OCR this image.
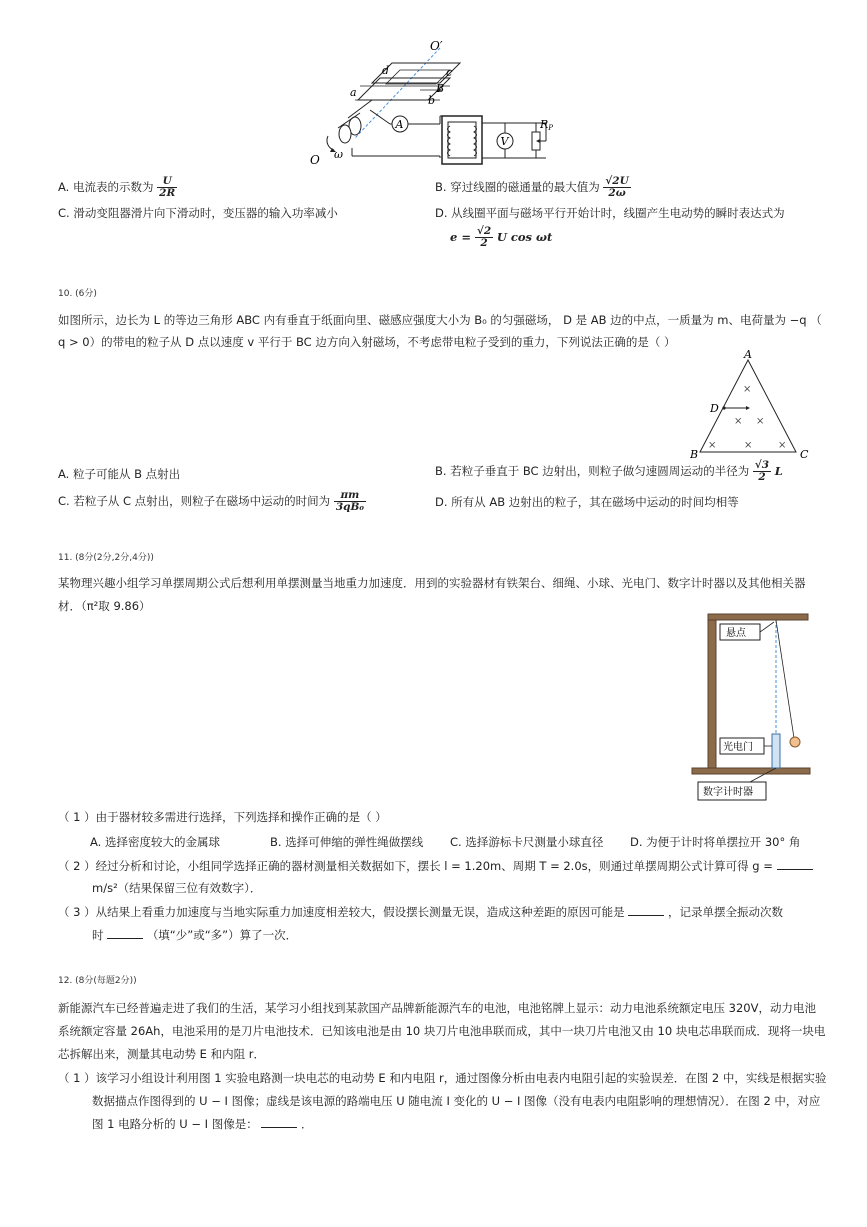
A
V
RP
O′
O ω
d	c
a
b
B
A. 电流表的示数为 $\frac{U}{2R}$	B. 穿过线圈的磁通量的最大值为 $\frac{√2U}{2\omega}$
C. 滑动变阻器滑片向下滑动时，变压器的输入功率减小	D. 从线圈平面与磁场平行开始计时，线圈产生电动势的瞬时表达式为
$e = \frac{√2}{2}$ U cos ωt
10. (6分)
如图所示，边长为 L 的等边三角形 ABC 内有垂直于纸面向里、磁感应强度大小为 B₀ 的匀强磁场， D 是 AB 边的中点，一质量为 m、电荷量为 −q （
q > 0）的带电的粒子从 D 点以速度 v 平行于 BC 边方向入射磁场，不考虑带电粒子受到的重力，下列说法正确的是（ ）
A
B	C
D
×
× ×
×	×	×
A. 粒子可能从 B 点射出	B. 若粒子垂直于 BC 边射出，则粒子做匀速圆周运动的半径为 $\frac{√3}{2}$ L
C. 若粒子从 C 点射出，则粒子在磁场中运动的时间为 $\frac{\pi m}{\text{3qB₀}}$	D. 所有从 AB 边射出的粒子，其在磁场中运动的时间均相等
11. (8分(2分,2分,4分))
某物理兴趣小组学习单摆周期公式后想利用单摆测量当地重力加速度．用到的实验器材有铁架台、细绳、小球、光电门、数字计时器以及其他相关器
材．（π²取 9.86）
悬点
光电门
数字计时器
（ 1 ）由于器材较多需进行选择，下列选择和操作正确的是（ ）
A. 选择密度较大的金属球	B. 选择可伸缩的弹性绳做摆线 C. 选择游标卡尺测量小球直径 D. 为便于计时将单摆拉开 30° 角
（ 2 ）经过分析和讨论，小组同学选择正确的器材测量相关数据如下，摆长 l = 1.20m、周期 T = 2.0s，则通过单摆周期公式计算可得 g =
m/s²（结果保留三位有效数字）．
（ 3 ）从结果上看重力加速度与当地实际重力加速度相差较大，假设摆长测量无误，造成这种差距的原因可能是	，记录单摆全振动次数
时	（填“少”或“多”）算了一次．
12. (8分(每题2分))
新能源汽车已经普遍走进了我们的生活，某学习小组找到某款国产品牌新能源汽车的电池，电池铭牌上显示：动力电池系统额定电压 320V，动力电池
系统额定容量 26Ah，电池采用的是刀片电池技术．已知该电池是由 10 块刀片电池串联而成，其中一块刀片电池又由 10 块电芯串联而成．现将一块电
芯拆解出来，测量其电动势 E 和内阻 r．
（ 1 ）该学习小组设计利用图 1 实验电路测一块电芯的电动势 E 和内电阻 r，通过图像分析由电表内电阻引起的实验误差．在图 2 中，实线是根据实验
数据描点作图得到的 U − I 图像；虚线是该电源的路端电压 U 随电流 I 变化的 U − I 图像（没有电表内电阻影响的理想情况）．在图 2 中，对应
图 1 电路分析的 U − I 图像是：	．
◇ ◇ ◇ ◇ ◇
» **Problem to solve**:
Report only the number of lines in the listing that contain the word "frac".

» **Correct output**:
4